Devolva, do começo ao fim e sem mudar nada, a entrevista sobre o segundo disco da banda.

──────── Trecho do documento ────────

Gostaria
de saber quão desafiador foi preparar o segundo disco. Acredito que
seja muita responsabilidade superar um trabalho de estreia, não?
Não
saberia dizer ao certo se podemos chamar isso de responsabilidade.
Fizemos o nosso primeiro álbum ("Order of Chaos") em 6
meses, dos primeiros ensaios de Janeiro de 2014 ao início das
gravações em Junho daquele ano. Estávamos com a gana por fazer
algo que representasse nossas ideias e servisse como nosso cartão de
visita, sem a necessidade de divulgarmos alguma demo ou EP inicial,
queimando cartucho. Sabíamos que era possível chegar com algo, de
certa forma, relevante entre as bandas do estilo e nos propusemos a
correr tal risco. Lançamos no Brasil o nosso debut album em Dezembro
de 2014 e o saldo por parte da mídia, tanto daqui quanto da gringa,
foi muito positivo.
Ao
começarmos a pensar no segundo álbum, que veio a se chamar
"ALieNation", fizemos tudo com mais tranquilidade e dessa
vez tivemos o envolvimento da banda toda, diferente do primeiro álbum
que foi composto basicamente por duas pessoas (por Elvis Santos -
baterista da banda - e por mim, pela questão de não termos baixista
na época da composição do "Order of Chaos - Francisco Stanich
entrou na banda no início das gravações de bateria). Isso trouxe
uma unidade única ao grupo e ao novo trabalho, uma dinâmica
diferente e favorável para que fizéssemos tudo com mais consciência
e experimentação para que tudo soasse bem aos nossos ouvidos, da
forma que imaginávamos e que foi previamente trabalhado com o
produtor musical Fabiano Penna (o mesmo que produziu o álbum
anterior). Por isso tudo não sentimos um peso em fazer algo maior, e
sim em fazer algo que fosse a cara da banda nessa fase atual. A
superação que você comentou foi sentida apenas na parte de
execução musical de cada um, na produção dos sons, na mixagem,
masterização e parte gráfica, e acredito que nesses quesitos a
gente conseguiu dar um passo além.

──────── Material fornecido ────────

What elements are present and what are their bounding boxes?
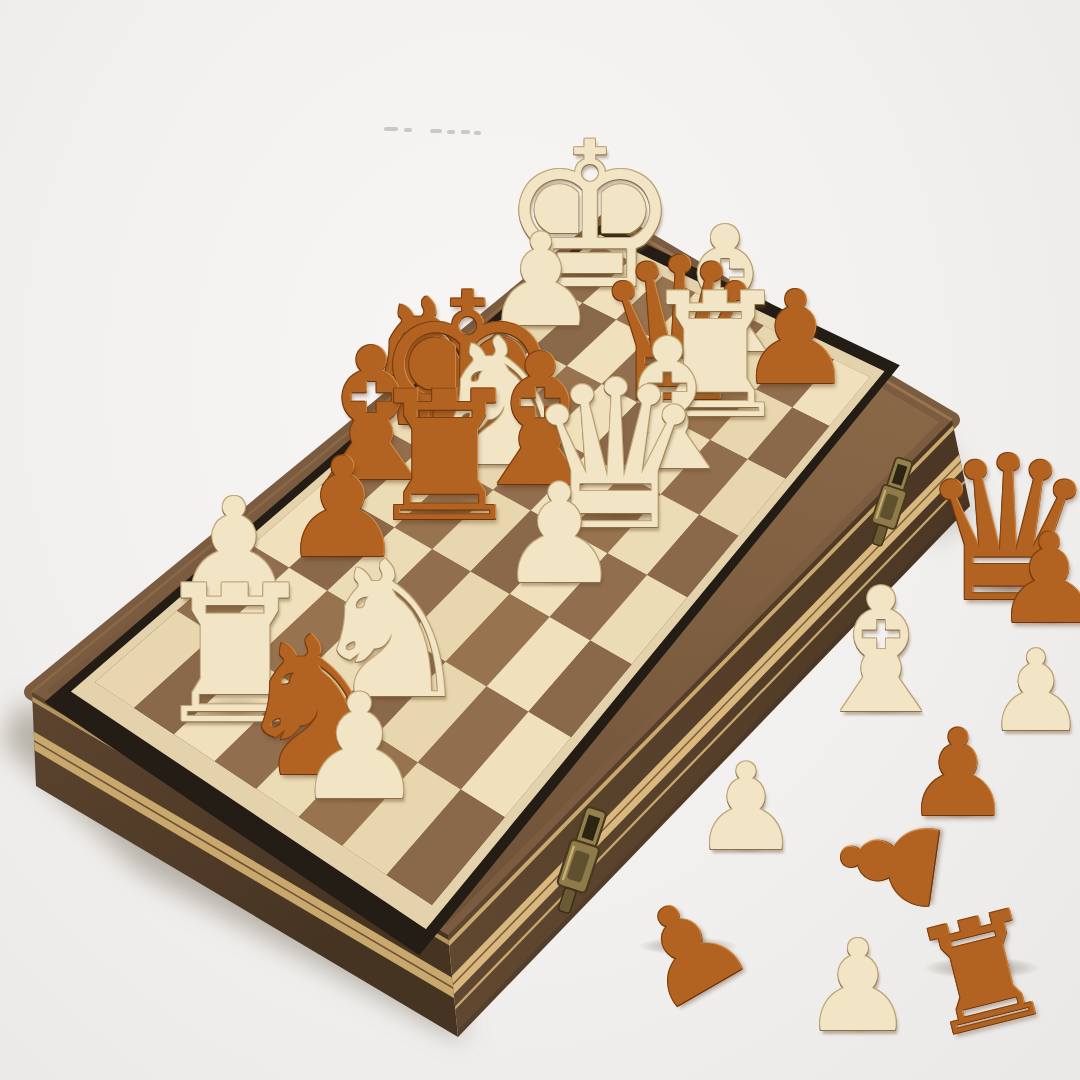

────────

Resolução do exercício:
Gostaria
de saber quão desafiador foi preparar o segundo disco. Acredito que
seja muita responsabilidade superar um trabalho de estreia, não?
Não
saberia dizer ao certo se podemos chamar isso de responsabilidade.
Fizemos o nosso primeiro álbum ("Order of Chaos") em 6
meses, dos primeiros ensaios de Janeiro de 2014 ao início das
gravações em Junho daquele ano. Estávamos com a gana por fazer
algo que representasse nossas ideias e servisse como nosso cartão de
visita, sem a necessidade de divulgarmos alguma demo ou EP inicial,
queimando cartucho. Sabíamos que era possível chegar com algo, de
certa forma, relevante entre as bandas do estilo e nos propusemos a
correr tal risco. Lançamos no Brasil o nosso debut album em Dezembro
de 2014 e o saldo por parte da mídia, tanto daqui quanto da gringa,
foi muito positivo.
Ao
começarmos a pensar no segundo álbum, que veio a se chamar
"ALieNation", fizemos tudo com mais tranquilidade e dessa
vez tivemos o envolvimento da banda toda, diferente do primeiro álbum
que foi composto basicamente por duas pessoas (por Elvis Santos -
baterista da banda - e por mim, pela questão de não termos baixista
na época da composição do "Order of Chaos - Francisco Stanich
entrou na banda no início das gravações de bateria). Isso trouxe
uma unidade única ao grupo e ao novo trabalho, uma dinâmica
diferente e favorável para que fizéssemos tudo com mais consciência
e experimentação para que tudo soasse bem aos nossos ouvidos, da
forma que imaginávamos e que foi previamente trabalhado com o
produtor musical Fabiano Penna (o mesmo que produziu o álbum
anterior). Por isso tudo não sentimos um peso em fazer algo maior, e
sim em fazer algo que fosse a cara da banda nessa fase atual. A
superação que você comentou foi sentida apenas na parte de
execução musical de cada um, na produção dos sons, na mixagem,
masterização e parte gráfica, e acredito que nesses quesitos a
gente conseguiu dar um passo além.